• **What you are asked to do**
Copy the data below exactly, omitting any picture it contains.

Excerpts from a figure dataset
-- Begin --
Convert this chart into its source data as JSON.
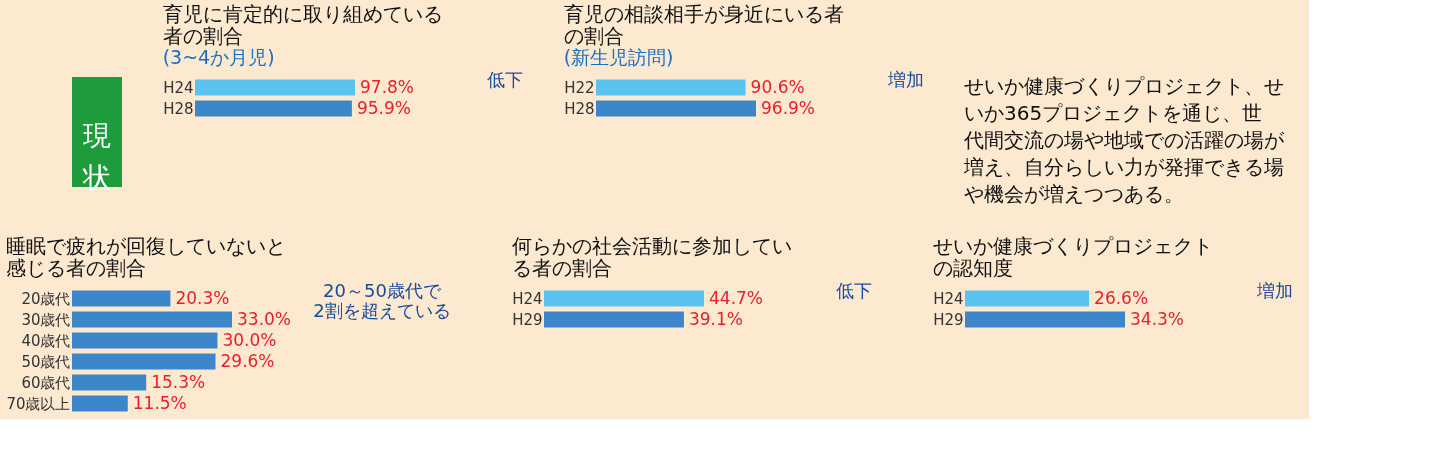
{
  "chart_data": [
    {
      "type": "other",
      "annotations": [
        "現状"
      ]
    },
    {
      "type": "bar",
      "orientation": "horizontal",
      "title": "育児に肯定的に取り組めている者の割合",
      "subtitle": "(3~4か月児)",
      "categories": [
        "H24",
        "H28"
      ],
      "values": [
        97.8,
        95.9
      ],
      "colors": [
        "#5bc3ef",
        "#3b87c9"
      ],
      "value_labels": [
        "97.8%",
        "95.9%"
      ],
      "annotations": [
        "低下"
      ]
    },
    {
      "type": "bar",
      "orientation": "horizontal",
      "title": "育児の相談相手が身近にいる者の割合",
      "subtitle": "(新生児訪問)",
      "categories": [
        "H22",
        "H28"
      ],
      "values": [
        90.6,
        96.9
      ],
      "colors": [
        "#5bc3ef",
        "#3b87c9"
      ],
      "value_labels": [
        "90.6%",
        "96.9%"
      ],
      "annotations": [
        "増加"
      ]
    },
    {
      "type": "other",
      "annotations": [
        "せいか健康づくりプロジェクト、せいか365プロジェクトを通じ、世代間交流の場や地域での活躍の場が増え、自分らしい力が発揮できる場や機会が増えつつある。"
      ]
    },
    {
      "type": "bar",
      "orientation": "horizontal",
      "title": "睡眠で疲れが回復していないと感じる者の割合",
      "categories": [
        "20歳代",
        "30歳代",
        "40歳代",
        "50歳代",
        "60歳代",
        "70歳以上"
      ],
      "values": [
        20.3,
        33.0,
        30.0,
        29.6,
        15.3,
        11.5
      ],
      "colors": [
        "#3b87c9",
        "#3b87c9",
        "#3b87c9",
        "#3b87c9",
        "#3b87c9",
        "#3b87c9"
      ],
      "value_labels": [
        "20.3%",
        "33.0%",
        "30.0%",
        "29.6%",
        "15.3%",
        "11.5%"
      ],
      "annotations": [
        "20～50歳代で2割を超えている"
      ]
    },
    {
      "type": "bar",
      "orientation": "horizontal",
      "title": "何らかの社会活動に参加している者の割合",
      "categories": [
        "H24",
        "H29"
      ],
      "values": [
        44.7,
        39.1
      ],
      "colors": [
        "#5bc3ef",
        "#3b87c9"
      ],
      "value_labels": [
        "44.7%",
        "39.1%"
      ],
      "annotations": [
        "低下"
      ]
    },
    {
      "type": "bar",
      "orientation": "horizontal",
      "title": "せいか健康づくりプロジェクトの認知度",
      "categories": [
        "H24",
        "H29"
      ],
      "values": [
        26.6,
        34.3
      ],
      "colors": [
        "#5bc3ef",
        "#3b87c9"
      ],
      "value_labels": [
        "26.6%",
        "34.3%"
      ],
      "annotations": [
        "増加"
      ]
    }
  ]
}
-- End --
• **Completed exercise**
Convert this chart into its source data as JSON.
{
  "chart_data": [
    {
      "type": "other",
      "annotations": [
        "現状"
      ]
    },
    {
      "type": "bar",
      "orientation": "horizontal",
      "title": "育児に肯定的に取り組めている者の割合",
      "subtitle": "(3~4か月児)",
      "categories": [
        "H24",
        "H28"
      ],
      "values": [
        97.8,
        95.9
      ],
      "colors": [
        "#5bc3ef",
        "#3b87c9"
      ],
      "value_labels": [
        "97.8%",
        "95.9%"
      ],
      "annotations": [
        "低下"
      ]
    },
    {
      "type": "bar",
      "orientation": "horizontal",
      "title": "育児の相談相手が身近にいる者の割合",
      "subtitle": "(新生児訪問)",
      "categories": [
        "H22",
        "H28"
      ],
      "values": [
        90.6,
        96.9
      ],
      "colors": [
        "#5bc3ef",
        "#3b87c9"
      ],
      "value_labels": [
        "90.6%",
        "96.9%"
      ],
      "annotations": [
        "増加"
      ]
    },
    {
      "type": "other",
      "annotations": [
        "せいか健康づくりプロジェクト、せいか365プロジェクトを通じ、世代間交流の場や地域での活躍の場が増え、自分らしい力が発揮できる場や機会が増えつつある。"
      ]
    },
    {
      "type": "bar",
      "orientation": "horizontal",
      "title": "睡眠で疲れが回復していないと感じる者の割合",
      "categories": [
        "20歳代",
        "30歳代",
        "40歳代",
        "50歳代",
        "60歳代",
        "70歳以上"
      ],
      "values": [
        20.3,
        33.0,
        30.0,
        29.6,
        15.3,
        11.5
      ],
      "colors": [
        "#3b87c9",
        "#3b87c9",
        "#3b87c9",
        "#3b87c9",
        "#3b87c9",
        "#3b87c9"
      ],
      "value_labels": [
        "20.3%",
        "33.0%",
        "30.0%",
        "29.6%",
        "15.3%",
        "11.5%"
      ],
      "annotations": [
        "20～50歳代で2割を超えている"
      ]
    },
    {
      "type": "bar",
      "orientation": "horizontal",
      "title": "何らかの社会活動に参加している者の割合",
      "categories": [
        "H24",
        "H29"
      ],
      "values": [
        44.7,
        39.1
      ],
      "colors": [
        "#5bc3ef",
        "#3b87c9"
      ],
      "value_labels": [
        "44.7%",
        "39.1%"
      ],
      "annotations": [
        "低下"
      ]
    },
    {
      "type": "bar",
      "orientation": "horizontal",
      "title": "せいか健康づくりプロジェクトの認知度",
      "categories": [
        "H24",
        "H29"
      ],
      "values": [
        26.6,
        34.3
      ],
      "colors": [
        "#5bc3ef",
        "#3b87c9"
      ],
      "value_labels": [
        "26.6%",
        "34.3%"
      ],
      "annotations": [
        "増加"
      ]
    }
  ]
}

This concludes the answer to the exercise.